--- start of Extracted material ---
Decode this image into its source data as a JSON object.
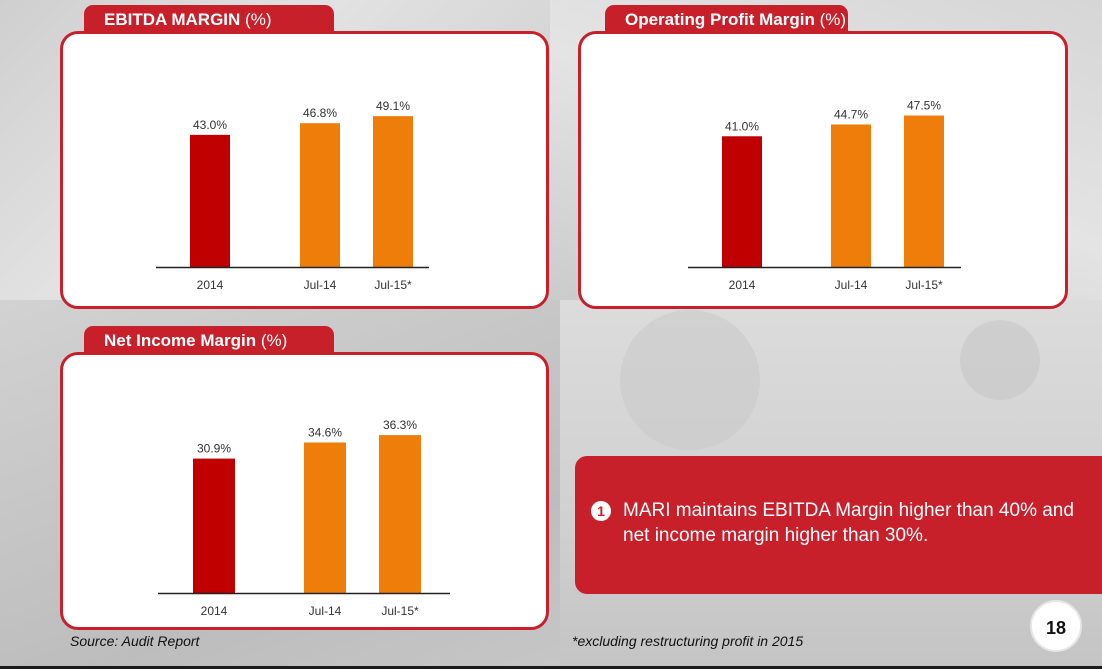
{
  "colors": {
    "accent_red": "#c8202a",
    "bar_2014": "#c00000",
    "bar_jul": "#ee7d0a",
    "axis": "#222222",
    "text": "#333333"
  },
  "chart_data": [
    {
      "type": "bar",
      "title": "EBITDA MARGIN",
      "title_unit": "(%)",
      "categories": [
        "2014",
        "Jul-14",
        "Jul-15*"
      ],
      "values": [
        43.0,
        46.8,
        49.1
      ],
      "value_labels": [
        "43.0%",
        "46.8%",
        "49.1%"
      ],
      "bar_colors": [
        "#c00000",
        "#ee7d0a",
        "#ee7d0a"
      ],
      "xlabel": "",
      "ylabel": "",
      "ylim": [
        0,
        55
      ],
      "grid": false
    },
    {
      "type": "bar",
      "title": "Operating Profit Margin",
      "title_unit": "(%)",
      "categories": [
        "2014",
        "Jul-14",
        "Jul-15*"
      ],
      "values": [
        41.0,
        44.7,
        47.5
      ],
      "value_labels": [
        "41.0%",
        "44.7%",
        "47.5%"
      ],
      "bar_colors": [
        "#c00000",
        "#ee7d0a",
        "#ee7d0a"
      ],
      "xlabel": "",
      "ylabel": "",
      "ylim": [
        0,
        53
      ],
      "grid": false
    },
    {
      "type": "bar",
      "title": "Net Income Margin",
      "title_unit": "(%)",
      "categories": [
        "2014",
        "Jul-14",
        "Jul-15*"
      ],
      "values": [
        30.9,
        34.6,
        36.3
      ],
      "value_labels": [
        "30.9%",
        "34.6%",
        "36.3%"
      ],
      "bar_colors": [
        "#c00000",
        "#ee7d0a",
        "#ee7d0a"
      ],
      "xlabel": "",
      "ylabel": "",
      "ylim": [
        0,
        40
      ],
      "grid": false
    }
  ],
  "callout": {
    "number": "1",
    "text": "MARI maintains EBITDA Margin higher than 40% and net income margin higher than 30%."
  },
  "footer": {
    "source": "Source: Audit Report",
    "footnote": "*excluding restructuring profit in 2015",
    "page_number": "18"
  }
}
--- end of Extracted material ---
» **Written request**: Take the listing above and print it exactly, apart from the pictures.

» **Right answer**:
Decode this image into its source data as a JSON object.
{
  "colors": {
    "accent_red": "#c8202a",
    "bar_2014": "#c00000",
    "bar_jul": "#ee7d0a",
    "axis": "#222222",
    "text": "#333333"
  },
  "chart_data": [
    {
      "type": "bar",
      "title": "EBITDA MARGIN",
      "title_unit": "(%)",
      "categories": [
        "2014",
        "Jul-14",
        "Jul-15*"
      ],
      "values": [
        43.0,
        46.8,
        49.1
      ],
      "value_labels": [
        "43.0%",
        "46.8%",
        "49.1%"
      ],
      "bar_colors": [
        "#c00000",
        "#ee7d0a",
        "#ee7d0a"
      ],
      "xlabel": "",
      "ylabel": "",
      "ylim": [
        0,
        55
      ],
      "grid": false
    },
    {
      "type": "bar",
      "title": "Operating Profit Margin",
      "title_unit": "(%)",
      "categories": [
        "2014",
        "Jul-14",
        "Jul-15*"
      ],
      "values": [
        41.0,
        44.7,
        47.5
      ],
      "value_labels": [
        "41.0%",
        "44.7%",
        "47.5%"
      ],
      "bar_colors": [
        "#c00000",
        "#ee7d0a",
        "#ee7d0a"
      ],
      "xlabel": "",
      "ylabel": "",
      "ylim": [
        0,
        53
      ],
      "grid": false
    },
    {
      "type": "bar",
      "title": "Net Income Margin",
      "title_unit": "(%)",
      "categories": [
        "2014",
        "Jul-14",
        "Jul-15*"
      ],
      "values": [
        30.9,
        34.6,
        36.3
      ],
      "value_labels": [
        "30.9%",
        "34.6%",
        "36.3%"
      ],
      "bar_colors": [
        "#c00000",
        "#ee7d0a",
        "#ee7d0a"
      ],
      "xlabel": "",
      "ylabel": "",
      "ylim": [
        0,
        40
      ],
      "grid": false
    }
  ],
  "callout": {
    "number": "1",
    "text": "MARI maintains EBITDA Margin higher than 40% and net income margin higher than 30%."
  },
  "footer": {
    "source": "Source: Audit Report",
    "footnote": "*excluding restructuring profit in 2015",
    "page_number": "18"
  }
}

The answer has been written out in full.